_Written request:_ Would you transcribe the whole listing exactly, minus its pictures?
◆ ◆ ◆ ◆
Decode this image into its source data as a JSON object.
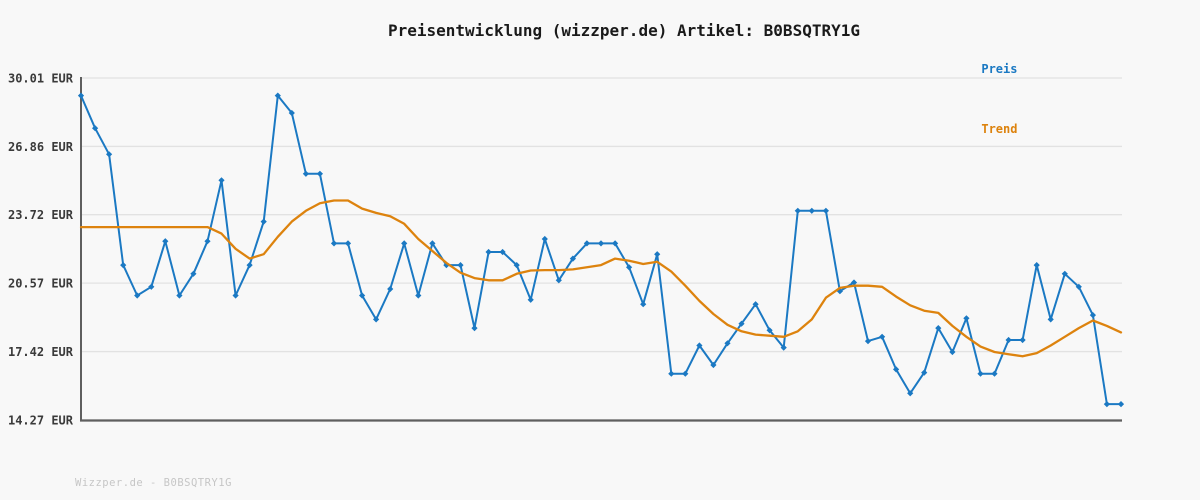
{
  "title": "Preisentwicklung (wizzper.de) Artikel: B0BSQTRY1G",
  "footer": "Wizzper.de - B0BSQTRY1G",
  "legend": {
    "preis_label": "Preis",
    "trend_label": "Trend"
  },
  "colors": {
    "background": "#f8f8f8",
    "grid": "#e2e2e2",
    "axis": "#5f5f5f",
    "tick_label": "#3a3a3a",
    "price_blue": "#1b79c3",
    "trend_orange": "#dd830e"
  },
  "chart_data": {
    "type": "line",
    "title": "Preisentwicklung (wizzper.de) Artikel: B0BSQTRY1G",
    "xlabel": "",
    "ylabel": "",
    "x_tick_labels_visible": false,
    "grid": "horizontal",
    "legend_position": "top-right",
    "ylim": [
      14.27,
      30.01
    ],
    "y_axis": {
      "unit": "EUR",
      "tick_labels": [
        "30.01 EUR",
        "26.86 EUR",
        "23.72 EUR",
        "20.57 EUR",
        "17.42 EUR",
        "14.27 EUR"
      ],
      "tick_values": [
        30.01,
        26.86,
        23.72,
        20.57,
        17.42,
        14.27
      ]
    },
    "series": [
      {
        "name": "Preis",
        "color": "#1b79c3",
        "marker": "diamond",
        "values": [
          29.2,
          27.7,
          26.5,
          21.4,
          20.0,
          20.4,
          22.5,
          20.0,
          21.0,
          22.5,
          25.3,
          20.0,
          21.4,
          23.4,
          29.2,
          28.4,
          25.6,
          25.6,
          22.4,
          22.4,
          20.0,
          18.9,
          20.3,
          22.4,
          20.0,
          22.4,
          21.4,
          21.4,
          18.5,
          22.0,
          22.0,
          21.4,
          19.8,
          22.6,
          20.7,
          21.7,
          22.4,
          22.4,
          22.4,
          21.3,
          19.6,
          21.9,
          16.4,
          16.4,
          17.7,
          16.8,
          17.8,
          18.7,
          19.6,
          18.4,
          17.6,
          23.9,
          23.9,
          23.9,
          20.2,
          20.6,
          17.9,
          18.1,
          16.6,
          15.5,
          16.45,
          18.5,
          17.4,
          18.95,
          16.4,
          16.4,
          17.95,
          17.95,
          21.4,
          18.9,
          21.0,
          20.4,
          19.1,
          15.0,
          15.0
        ]
      },
      {
        "name": "Trend",
        "color": "#dd830e",
        "marker": "none",
        "values": [
          23.15,
          23.15,
          23.15,
          23.15,
          23.15,
          23.15,
          23.15,
          23.15,
          23.15,
          23.15,
          22.85,
          22.15,
          21.7,
          21.9,
          22.7,
          23.4,
          23.9,
          24.25,
          24.37,
          24.37,
          24.0,
          23.8,
          23.65,
          23.3,
          22.6,
          22.05,
          21.5,
          21.05,
          20.8,
          20.7,
          20.7,
          21.0,
          21.15,
          21.17,
          21.17,
          21.2,
          21.3,
          21.4,
          21.7,
          21.6,
          21.45,
          21.55,
          21.1,
          20.45,
          19.75,
          19.15,
          18.65,
          18.35,
          18.2,
          18.15,
          18.1,
          18.35,
          18.9,
          19.9,
          20.35,
          20.45,
          20.45,
          20.4,
          19.95,
          19.55,
          19.3,
          19.2,
          18.6,
          18.1,
          17.65,
          17.4,
          17.3,
          17.2,
          17.35,
          17.7,
          18.1,
          18.5,
          18.85,
          18.6,
          18.3
        ]
      }
    ]
  }
}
◆ ◆ ◆ ◆
_Correct response:_
Decode this image into its source data as a JSON object.
{
  "title": "Preisentwicklung (wizzper.de) Artikel: B0BSQTRY1G",
  "footer": "Wizzper.de - B0BSQTRY1G",
  "legend": {
    "preis_label": "Preis",
    "trend_label": "Trend"
  },
  "colors": {
    "background": "#f8f8f8",
    "grid": "#e2e2e2",
    "axis": "#5f5f5f",
    "tick_label": "#3a3a3a",
    "price_blue": "#1b79c3",
    "trend_orange": "#dd830e"
  },
  "chart_data": {
    "type": "line",
    "title": "Preisentwicklung (wizzper.de) Artikel: B0BSQTRY1G",
    "xlabel": "",
    "ylabel": "",
    "x_tick_labels_visible": false,
    "grid": "horizontal",
    "legend_position": "top-right",
    "ylim": [
      14.27,
      30.01
    ],
    "y_axis": {
      "unit": "EUR",
      "tick_labels": [
        "30.01 EUR",
        "26.86 EUR",
        "23.72 EUR",
        "20.57 EUR",
        "17.42 EUR",
        "14.27 EUR"
      ],
      "tick_values": [
        30.01,
        26.86,
        23.72,
        20.57,
        17.42,
        14.27
      ]
    },
    "series": [
      {
        "name": "Preis",
        "color": "#1b79c3",
        "marker": "diamond",
        "values": [
          29.2,
          27.7,
          26.5,
          21.4,
          20.0,
          20.4,
          22.5,
          20.0,
          21.0,
          22.5,
          25.3,
          20.0,
          21.4,
          23.4,
          29.2,
          28.4,
          25.6,
          25.6,
          22.4,
          22.4,
          20.0,
          18.9,
          20.3,
          22.4,
          20.0,
          22.4,
          21.4,
          21.4,
          18.5,
          22.0,
          22.0,
          21.4,
          19.8,
          22.6,
          20.7,
          21.7,
          22.4,
          22.4,
          22.4,
          21.3,
          19.6,
          21.9,
          16.4,
          16.4,
          17.7,
          16.8,
          17.8,
          18.7,
          19.6,
          18.4,
          17.6,
          23.9,
          23.9,
          23.9,
          20.2,
          20.6,
          17.9,
          18.1,
          16.6,
          15.5,
          16.45,
          18.5,
          17.4,
          18.95,
          16.4,
          16.4,
          17.95,
          17.95,
          21.4,
          18.9,
          21.0,
          20.4,
          19.1,
          15.0,
          15.0
        ]
      },
      {
        "name": "Trend",
        "color": "#dd830e",
        "marker": "none",
        "values": [
          23.15,
          23.15,
          23.15,
          23.15,
          23.15,
          23.15,
          23.15,
          23.15,
          23.15,
          23.15,
          22.85,
          22.15,
          21.7,
          21.9,
          22.7,
          23.4,
          23.9,
          24.25,
          24.37,
          24.37,
          24.0,
          23.8,
          23.65,
          23.3,
          22.6,
          22.05,
          21.5,
          21.05,
          20.8,
          20.7,
          20.7,
          21.0,
          21.15,
          21.17,
          21.17,
          21.2,
          21.3,
          21.4,
          21.7,
          21.6,
          21.45,
          21.55,
          21.1,
          20.45,
          19.75,
          19.15,
          18.65,
          18.35,
          18.2,
          18.15,
          18.1,
          18.35,
          18.9,
          19.9,
          20.35,
          20.45,
          20.45,
          20.4,
          19.95,
          19.55,
          19.3,
          19.2,
          18.6,
          18.1,
          17.65,
          17.4,
          17.3,
          17.2,
          17.35,
          17.7,
          18.1,
          18.5,
          18.85,
          18.6,
          18.3
        ]
      }
    ]
  }
}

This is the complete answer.